What to work on: Reproduce the records below in full and exactly, without their images.

A block of data:
%%

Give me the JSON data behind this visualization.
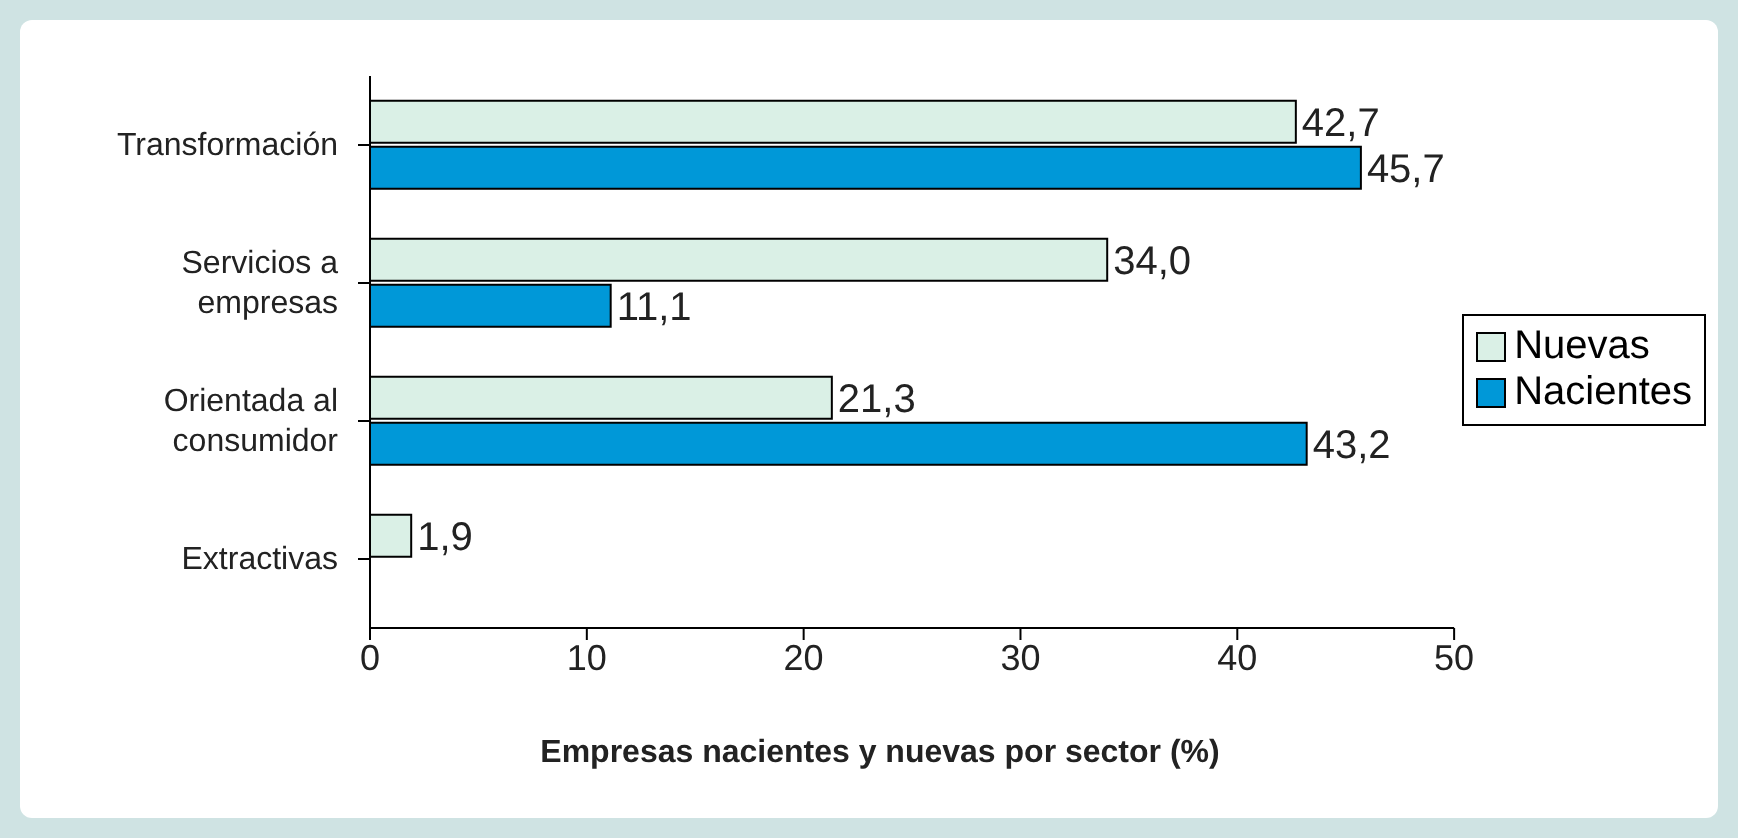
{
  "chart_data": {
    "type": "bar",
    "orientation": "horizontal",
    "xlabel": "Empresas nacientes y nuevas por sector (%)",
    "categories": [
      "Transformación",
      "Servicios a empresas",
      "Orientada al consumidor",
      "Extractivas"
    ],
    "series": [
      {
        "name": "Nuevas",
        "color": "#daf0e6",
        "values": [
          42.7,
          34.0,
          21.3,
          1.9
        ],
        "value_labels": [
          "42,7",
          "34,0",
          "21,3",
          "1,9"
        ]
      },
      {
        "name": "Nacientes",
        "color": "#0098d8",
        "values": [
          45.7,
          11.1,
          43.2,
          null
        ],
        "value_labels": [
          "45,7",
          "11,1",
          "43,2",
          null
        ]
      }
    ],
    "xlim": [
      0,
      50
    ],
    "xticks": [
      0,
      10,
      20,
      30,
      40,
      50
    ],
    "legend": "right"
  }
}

%%

Expected output:
Give me the JSON data behind this visualization.
{
  "chart_data": {
    "type": "bar",
    "orientation": "horizontal",
    "xlabel": "Empresas nacientes y nuevas por sector (%)",
    "categories": [
      "Transformación",
      "Servicios a empresas",
      "Orientada al consumidor",
      "Extractivas"
    ],
    "series": [
      {
        "name": "Nuevas",
        "color": "#daf0e6",
        "values": [
          42.7,
          34.0,
          21.3,
          1.9
        ],
        "value_labels": [
          "42,7",
          "34,0",
          "21,3",
          "1,9"
        ]
      },
      {
        "name": "Nacientes",
        "color": "#0098d8",
        "values": [
          45.7,
          11.1,
          43.2,
          null
        ],
        "value_labels": [
          "45,7",
          "11,1",
          "43,2",
          null
        ]
      }
    ],
    "xlim": [
      0,
      50
    ],
    "xticks": [
      0,
      10,
      20,
      30,
      40,
      50
    ],
    "legend": "right"
  }
}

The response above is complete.